▶ [TASK]
Every record here should be printed again exactly.

— Start —

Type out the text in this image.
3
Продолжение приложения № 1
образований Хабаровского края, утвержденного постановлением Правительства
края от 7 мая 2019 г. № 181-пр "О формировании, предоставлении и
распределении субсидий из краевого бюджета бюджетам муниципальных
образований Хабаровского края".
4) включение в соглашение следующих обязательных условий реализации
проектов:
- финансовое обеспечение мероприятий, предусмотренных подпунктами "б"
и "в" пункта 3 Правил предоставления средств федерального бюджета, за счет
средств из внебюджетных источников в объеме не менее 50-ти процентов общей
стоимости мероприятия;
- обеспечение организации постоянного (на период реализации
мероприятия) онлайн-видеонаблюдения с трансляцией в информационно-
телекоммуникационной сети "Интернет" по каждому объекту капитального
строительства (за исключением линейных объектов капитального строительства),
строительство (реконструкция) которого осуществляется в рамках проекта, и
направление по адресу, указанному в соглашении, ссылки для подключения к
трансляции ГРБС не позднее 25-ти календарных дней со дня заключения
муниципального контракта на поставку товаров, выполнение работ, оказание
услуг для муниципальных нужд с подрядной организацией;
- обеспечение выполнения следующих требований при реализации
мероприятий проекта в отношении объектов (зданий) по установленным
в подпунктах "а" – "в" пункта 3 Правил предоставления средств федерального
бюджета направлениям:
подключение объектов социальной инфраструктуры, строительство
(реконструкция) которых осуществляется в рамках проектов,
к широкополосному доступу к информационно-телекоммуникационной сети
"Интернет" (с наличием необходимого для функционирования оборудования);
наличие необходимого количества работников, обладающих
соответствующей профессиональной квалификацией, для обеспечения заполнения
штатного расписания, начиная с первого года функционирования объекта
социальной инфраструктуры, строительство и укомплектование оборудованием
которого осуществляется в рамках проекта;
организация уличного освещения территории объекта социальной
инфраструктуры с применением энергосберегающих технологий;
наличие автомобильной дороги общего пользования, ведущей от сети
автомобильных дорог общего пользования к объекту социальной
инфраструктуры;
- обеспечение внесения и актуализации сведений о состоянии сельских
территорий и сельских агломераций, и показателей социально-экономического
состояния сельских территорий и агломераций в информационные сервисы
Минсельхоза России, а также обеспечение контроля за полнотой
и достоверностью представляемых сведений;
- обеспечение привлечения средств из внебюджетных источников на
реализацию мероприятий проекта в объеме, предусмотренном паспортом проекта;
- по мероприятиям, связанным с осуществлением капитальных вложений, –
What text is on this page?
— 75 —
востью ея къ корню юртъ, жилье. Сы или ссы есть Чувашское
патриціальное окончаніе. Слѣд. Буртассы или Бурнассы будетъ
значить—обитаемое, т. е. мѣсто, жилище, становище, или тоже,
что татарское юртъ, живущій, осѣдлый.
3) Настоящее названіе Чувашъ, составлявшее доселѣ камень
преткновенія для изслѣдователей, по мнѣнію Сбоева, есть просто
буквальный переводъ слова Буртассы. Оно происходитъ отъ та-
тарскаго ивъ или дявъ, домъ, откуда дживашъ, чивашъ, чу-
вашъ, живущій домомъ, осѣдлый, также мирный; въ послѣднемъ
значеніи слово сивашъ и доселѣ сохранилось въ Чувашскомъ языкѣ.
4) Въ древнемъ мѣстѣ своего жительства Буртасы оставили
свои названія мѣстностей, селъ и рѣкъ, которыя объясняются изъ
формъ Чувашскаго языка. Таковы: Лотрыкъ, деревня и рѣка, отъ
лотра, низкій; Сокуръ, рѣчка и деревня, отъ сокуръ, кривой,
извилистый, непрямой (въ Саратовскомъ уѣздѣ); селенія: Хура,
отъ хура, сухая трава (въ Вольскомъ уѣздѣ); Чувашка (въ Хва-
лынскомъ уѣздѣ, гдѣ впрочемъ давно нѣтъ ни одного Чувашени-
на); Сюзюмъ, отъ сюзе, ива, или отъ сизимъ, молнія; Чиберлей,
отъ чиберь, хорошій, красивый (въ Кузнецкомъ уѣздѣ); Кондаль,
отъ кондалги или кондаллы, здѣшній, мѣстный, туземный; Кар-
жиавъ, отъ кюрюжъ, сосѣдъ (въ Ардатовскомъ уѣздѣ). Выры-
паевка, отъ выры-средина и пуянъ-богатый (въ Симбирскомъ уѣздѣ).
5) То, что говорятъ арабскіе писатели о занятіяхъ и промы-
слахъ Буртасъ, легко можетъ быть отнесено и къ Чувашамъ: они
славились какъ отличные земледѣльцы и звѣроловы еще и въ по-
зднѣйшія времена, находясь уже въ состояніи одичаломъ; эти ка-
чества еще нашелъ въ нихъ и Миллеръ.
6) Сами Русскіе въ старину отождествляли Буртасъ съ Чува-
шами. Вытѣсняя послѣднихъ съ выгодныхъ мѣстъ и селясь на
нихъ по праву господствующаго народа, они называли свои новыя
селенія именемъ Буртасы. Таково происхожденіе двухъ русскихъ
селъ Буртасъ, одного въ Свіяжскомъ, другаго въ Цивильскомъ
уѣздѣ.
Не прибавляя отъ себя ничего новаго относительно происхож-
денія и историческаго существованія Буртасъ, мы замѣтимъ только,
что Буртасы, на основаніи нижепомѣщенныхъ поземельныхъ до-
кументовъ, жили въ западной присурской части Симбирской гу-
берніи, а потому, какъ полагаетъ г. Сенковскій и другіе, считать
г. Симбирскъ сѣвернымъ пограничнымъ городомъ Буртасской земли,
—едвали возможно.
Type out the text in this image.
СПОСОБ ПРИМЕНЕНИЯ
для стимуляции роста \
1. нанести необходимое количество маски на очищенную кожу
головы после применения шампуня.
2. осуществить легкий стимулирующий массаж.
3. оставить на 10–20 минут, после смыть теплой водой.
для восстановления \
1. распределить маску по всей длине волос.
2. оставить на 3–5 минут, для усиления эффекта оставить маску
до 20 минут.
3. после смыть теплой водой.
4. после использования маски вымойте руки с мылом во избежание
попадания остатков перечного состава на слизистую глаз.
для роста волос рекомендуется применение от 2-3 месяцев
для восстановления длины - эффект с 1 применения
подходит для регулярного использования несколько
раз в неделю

— End —

▶ [EXERCISE ANSWER]
Type out the text in this image.
3
Продолжение приложения № 1
образований Хабаровского края, утвержденного постановлением Правительства
края от 7 мая 2019 г. № 181-пр "О формировании, предоставлении и
распределении субсидий из краевого бюджета бюджетам муниципальных
образований Хабаровского края".
4) включение в соглашение следующих обязательных условий реализации
проектов:
- финансовое обеспечение мероприятий, предусмотренных подпунктами "б"
и "в" пункта 3 Правил предоставления средств федерального бюджета, за счет
средств из внебюджетных источников в объеме не менее 50-ти процентов общей
стоимости мероприятия;
- обеспечение организации постоянного (на период реализации
мероприятия) онлайн-видеонаблюдения с трансляцией в информационно-
телекоммуникационной сети "Интернет" по каждому объекту капитального
строительства (за исключением линейных объектов капитального строительства),
строительство (реконструкция) которого осуществляется в рамках проекта, и
направление по адресу, указанному в соглашении, ссылки для подключения к
трансляции ГРБС не позднее 25-ти календарных дней со дня заключения
муниципального контракта на поставку товаров, выполнение работ, оказание
услуг для муниципальных нужд с подрядной организацией;
- обеспечение выполнения следующих требований при реализации
мероприятий проекта в отношении объектов (зданий) по установленным
в подпунктах "а" – "в" пункта 3 Правил предоставления средств федерального
бюджета направлениям:
подключение объектов социальной инфраструктуры, строительство
(реконструкция) которых осуществляется в рамках проектов,
к широкополосному доступу к информационно-телекоммуникационной сети
"Интернет" (с наличием необходимого для функционирования оборудования);
наличие необходимого количества работников, обладающих
соответствующей профессиональной квалификацией, для обеспечения заполнения
штатного расписания, начиная с первого года функционирования объекта
социальной инфраструктуры, строительство и укомплектование оборудованием
которого осуществляется в рамках проекта;
организация уличного освещения территории объекта социальной
инфраструктуры с применением энергосберегающих технологий;
наличие автомобильной дороги общего пользования, ведущей от сети
автомобильных дорог общего пользования к объекту социальной
инфраструктуры;
- обеспечение внесения и актуализации сведений о состоянии сельских
территорий и сельских агломераций, и показателей социально-экономического
состояния сельских территорий и агломераций в информационные сервисы
Минсельхоза России, а также обеспечение контроля за полнотой
и достоверностью представляемых сведений;
- обеспечение привлечения средств из внебюджетных источников на
реализацию мероприятий проекта в объеме, предусмотренном паспортом проекта;
- по мероприятиям, связанным с осуществлением капитальных вложений, –
What text is on this page?
— 75 —
востью ея къ корню юртъ, жилье. Сы или ссы есть Чувашское
патриціальное окончаніе. Слѣд. Буртассы или Бурнассы будетъ
значить—обитаемое, т. е. мѣсто, жилище, становище, или тоже,
что татарское юртъ, живущій, осѣдлый.
3) Настоящее названіе Чувашъ, составлявшее доселѣ камень
преткновенія для изслѣдователей, по мнѣнію Сбоева, есть просто
буквальный переводъ слова Буртассы. Оно происходитъ отъ та-
тарскаго ивъ или дявъ, домъ, откуда дживашъ, чивашъ, чу-
вашъ, живущій домомъ, осѣдлый, также мирный; въ послѣднемъ
значеніи слово сивашъ и доселѣ сохранилось въ Чувашскомъ языкѣ.
4) Въ древнемъ мѣстѣ своего жительства Буртасы оставили
свои названія мѣстностей, селъ и рѣкъ, которыя объясняются изъ
формъ Чувашскаго языка. Таковы: Лотрыкъ, деревня и рѣка, отъ
лотра, низкій; Сокуръ, рѣчка и деревня, отъ сокуръ, кривой,
извилистый, непрямой (въ Саратовскомъ уѣздѣ); селенія: Хура,
отъ хура, сухая трава (въ Вольскомъ уѣздѣ); Чувашка (въ Хва-
лынскомъ уѣздѣ, гдѣ впрочемъ давно нѣтъ ни одного Чувашени-
на); Сюзюмъ, отъ сюзе, ива, или отъ сизимъ, молнія; Чиберлей,
отъ чиберь, хорошій, красивый (въ Кузнецкомъ уѣздѣ); Кондаль,
отъ кондалги или кондаллы, здѣшній, мѣстный, туземный; Кар-
жиавъ, отъ кюрюжъ, сосѣдъ (въ Ардатовскомъ уѣздѣ). Выры-
паевка, отъ выры-средина и пуянъ-богатый (въ Симбирскомъ уѣздѣ).
5) То, что говорятъ арабскіе писатели о занятіяхъ и промы-
слахъ Буртасъ, легко можетъ быть отнесено и къ Чувашамъ: они
славились какъ отличные земледѣльцы и звѣроловы еще и въ по-
зднѣйшія времена, находясь уже въ состояніи одичаломъ; эти ка-
чества еще нашелъ въ нихъ и Миллеръ.
6) Сами Русскіе въ старину отождествляли Буртасъ съ Чува-
шами. Вытѣсняя послѣднихъ съ выгодныхъ мѣстъ и селясь на
нихъ по праву господствующаго народа, они называли свои новыя
селенія именемъ Буртасы. Таково происхожденіе двухъ русскихъ
селъ Буртасъ, одного въ Свіяжскомъ, другаго въ Цивильскомъ
уѣздѣ.
Не прибавляя отъ себя ничего новаго относительно происхож-
денія и историческаго существованія Буртасъ, мы замѣтимъ только,
что Буртасы, на основаніи нижепомѣщенныхъ поземельныхъ до-
кументовъ, жили въ западной присурской части Симбирской гу-
берніи, а потому, какъ полагаетъ г. Сенковскій и другіе, считать
г. Симбирскъ сѣвернымъ пограничнымъ городомъ Буртасской земли,
—едвали возможно.
Type out the text in this image.
СПОСОБ ПРИМЕНЕНИЯ
для стимуляции роста \
1. нанести необходимое количество маски на очищенную кожу
головы после применения шампуня.
2. осуществить легкий стимулирующий массаж.
3. оставить на 10–20 минут, после смыть теплой водой.
для восстановления \
1. распределить маску по всей длине волос.
2. оставить на 3–5 минут, для усиления эффекта оставить маску
до 20 минут.
3. после смыть теплой водой.
4. после использования маски вымойте руки с мылом во избежание
попадания остатков перечного состава на слизистую глаз.
для роста волос рекомендуется применение от 2-3 месяцев
для восстановления длины - эффект с 1 применения
подходит для регулярного использования несколько
раз в неделю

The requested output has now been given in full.